# WRITTEN INSTRUCTION
Render the material again word for word, skipping the pictures in it.

# INPUT RECORDS
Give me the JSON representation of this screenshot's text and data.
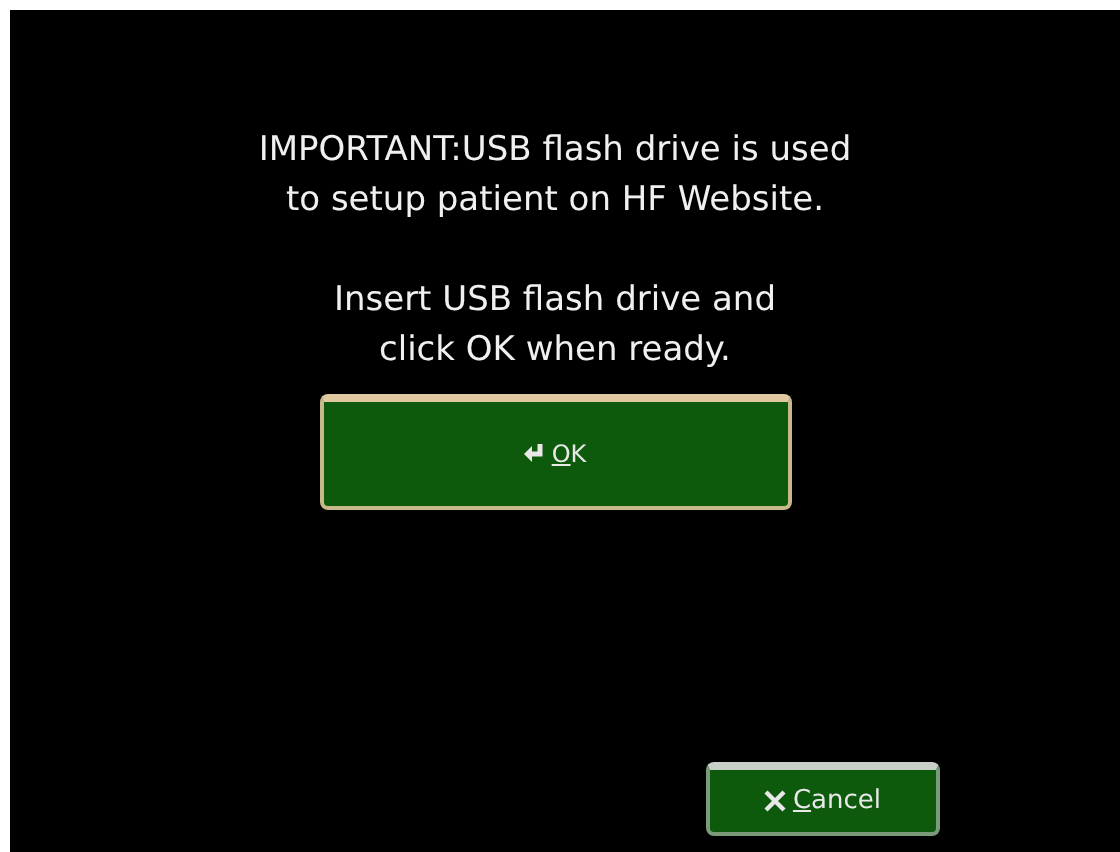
{
  "message": {
    "paragraphs": [
      [
        "IMPORTANT:USB flash drive is used",
        "to setup patient on HF Website."
      ],
      [
        "Insert USB flash drive and",
        "click OK when ready."
      ]
    ]
  },
  "ok_button": {
    "label_parts": [
      {
        "text": "O",
        "underlined": true
      },
      {
        "text": "K",
        "underlined": false
      }
    ]
  },
  "cancel_button": {
    "label_parts": [
      {
        "text": "C",
        "underlined": true
      },
      {
        "text": "ancel",
        "underlined": false
      }
    ]
  }
}
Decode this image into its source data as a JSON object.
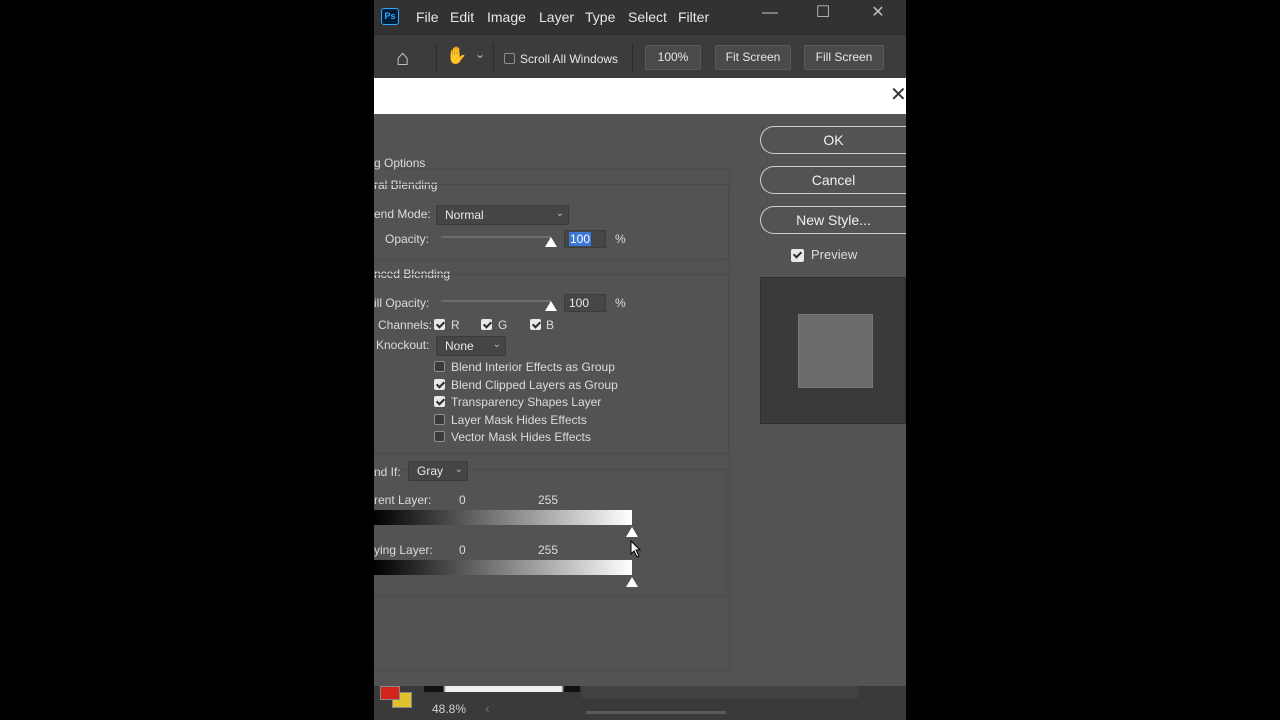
{
  "menubar": {
    "logo": "Ps",
    "items": [
      "File",
      "Edit",
      "Image",
      "Layer",
      "Type",
      "Select",
      "Filter"
    ],
    "minimize": "—",
    "maximize": "☐",
    "close": "✕"
  },
  "options_bar": {
    "home_icon": "⌂",
    "hand_icon": "✋",
    "hand_chevron": "⌄",
    "scroll_all_label": "Scroll All Windows",
    "zoom_100": "100%",
    "fit_screen": "Fit Screen",
    "fill_screen": "Fill Screen"
  },
  "dialog": {
    "close": "✕",
    "section_title": "g Options",
    "general": {
      "title": "ral Blending",
      "blend_mode_label": "end Mode:",
      "blend_mode_value": "Normal",
      "opacity_label": "Opacity:",
      "opacity_value": "100",
      "opacity_unit": "%",
      "opacity_fraction": 1.0
    },
    "advanced": {
      "title": "nced Blending",
      "fill_opacity_label": "ill Opacity:",
      "fill_opacity_value": "100",
      "fill_opacity_unit": "%",
      "channels_label": "Channels:",
      "channels": [
        {
          "label": "R",
          "checked": true
        },
        {
          "label": "G",
          "checked": true
        },
        {
          "label": "B",
          "checked": true
        }
      ],
      "knockout_label": "Knockout:",
      "knockout_value": "None",
      "options": [
        {
          "label": "Blend Interior Effects as Group",
          "checked": false
        },
        {
          "label": "Blend Clipped Layers as Group",
          "checked": true
        },
        {
          "label": "Transparency Shapes Layer",
          "checked": true
        },
        {
          "label": "Layer Mask Hides Effects",
          "checked": false
        },
        {
          "label": "Vector Mask Hides Effects",
          "checked": false
        }
      ]
    },
    "blend_if": {
      "label": "nd If:",
      "value": "Gray",
      "this_layer_label": "rent Layer:",
      "this_layer_low": "0",
      "this_layer_high": "255",
      "underlying_label": "ying Layer:",
      "underlying_low": "0",
      "underlying_high": "255"
    },
    "buttons": {
      "ok": "OK",
      "cancel": "Cancel",
      "new_style": "New Style...",
      "preview_label": "Preview",
      "preview_checked": true
    }
  },
  "status": {
    "zoom": "48.8%",
    "scroll_left": "‹"
  },
  "colors": {
    "foreground": "#d4231a",
    "background": "#e0c22e",
    "accent_selection": "#3b78d6"
  }
}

# EXERCISE RESPONSE
Give me the JSON representation of this screenshot's text and data.
{
  "message": {
    "paragraphs": [
      [
        "IMPORTANT:USB flash drive is used",
        "to setup patient on HF Website."
      ],
      [
        "Insert USB flash drive and",
        "click OK when ready."
      ]
    ]
  },
  "ok_button": {
    "label_parts": [
      {
        "text": "O",
        "underlined": true
      },
      {
        "text": "K",
        "underlined": false
      }
    ]
  },
  "cancel_button": {
    "label_parts": [
      {
        "text": "C",
        "underlined": true
      },
      {
        "text": "ancel",
        "underlined": false
      }
    ]
  }
}
Decode this image into its source data as a JSON object.
{
  "menubar": {
    "logo": "Ps",
    "items": [
      "File",
      "Edit",
      "Image",
      "Layer",
      "Type",
      "Select",
      "Filter"
    ],
    "minimize": "—",
    "maximize": "☐",
    "close": "✕"
  },
  "options_bar": {
    "home_icon": "⌂",
    "hand_icon": "✋",
    "hand_chevron": "⌄",
    "scroll_all_label": "Scroll All Windows",
    "zoom_100": "100%",
    "fit_screen": "Fit Screen",
    "fill_screen": "Fill Screen"
  },
  "dialog": {
    "close": "✕",
    "section_title": "g Options",
    "general": {
      "title": "ral Blending",
      "blend_mode_label": "end Mode:",
      "blend_mode_value": "Normal",
      "opacity_label": "Opacity:",
      "opacity_value": "100",
      "opacity_unit": "%",
      "opacity_fraction": 1.0
    },
    "advanced": {
      "title": "nced Blending",
      "fill_opacity_label": "ill Opacity:",
      "fill_opacity_value": "100",
      "fill_opacity_unit": "%",
      "channels_label": "Channels:",
      "channels": [
        {
          "label": "R",
          "checked": true
        },
        {
          "label": "G",
          "checked": true
        },
        {
          "label": "B",
          "checked": true
        }
      ],
      "knockout_label": "Knockout:",
      "knockout_value": "None",
      "options": [
        {
          "label": "Blend Interior Effects as Group",
          "checked": false
        },
        {
          "label": "Blend Clipped Layers as Group",
          "checked": true
        },
        {
          "label": "Transparency Shapes Layer",
          "checked": true
        },
        {
          "label": "Layer Mask Hides Effects",
          "checked": false
        },
        {
          "label": "Vector Mask Hides Effects",
          "checked": false
        }
      ]
    },
    "blend_if": {
      "label": "nd If:",
      "value": "Gray",
      "this_layer_label": "rent Layer:",
      "this_layer_low": "0",
      "this_layer_high": "255",
      "underlying_label": "ying Layer:",
      "underlying_low": "0",
      "underlying_high": "255"
    },
    "buttons": {
      "ok": "OK",
      "cancel": "Cancel",
      "new_style": "New Style...",
      "preview_label": "Preview",
      "preview_checked": true
    }
  },
  "status": {
    "zoom": "48.8%",
    "scroll_left": "‹"
  },
  "colors": {
    "foreground": "#d4231a",
    "background": "#e0c22e",
    "accent_selection": "#3b78d6"
  }
}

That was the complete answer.